[To do]:
Would you set down every entry shown below, precisely as written?

[Records shown]:
** begin **
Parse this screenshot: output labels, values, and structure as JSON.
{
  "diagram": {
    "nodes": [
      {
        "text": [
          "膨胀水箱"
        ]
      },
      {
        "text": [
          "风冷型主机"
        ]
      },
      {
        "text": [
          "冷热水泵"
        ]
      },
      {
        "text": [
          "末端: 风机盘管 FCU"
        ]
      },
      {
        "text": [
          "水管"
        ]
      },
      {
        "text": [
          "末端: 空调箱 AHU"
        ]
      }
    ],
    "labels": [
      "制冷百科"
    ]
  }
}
** end **
[The result]:
Parse this screenshot: output labels, values, and structure as JSON.
{
  "diagram": {
    "nodes": [
      {
        "text": [
          "膨胀水箱"
        ]
      },
      {
        "text": [
          "风冷型主机"
        ]
      },
      {
        "text": [
          "冷热水泵"
        ]
      },
      {
        "text": [
          "末端: 风机盘管 FCU"
        ]
      },
      {
        "text": [
          "水管"
        ]
      },
      {
        "text": [
          "末端: 空调箱 AHU"
        ]
      }
    ],
    "labels": [
      "制冷百科"
    ]
  }
}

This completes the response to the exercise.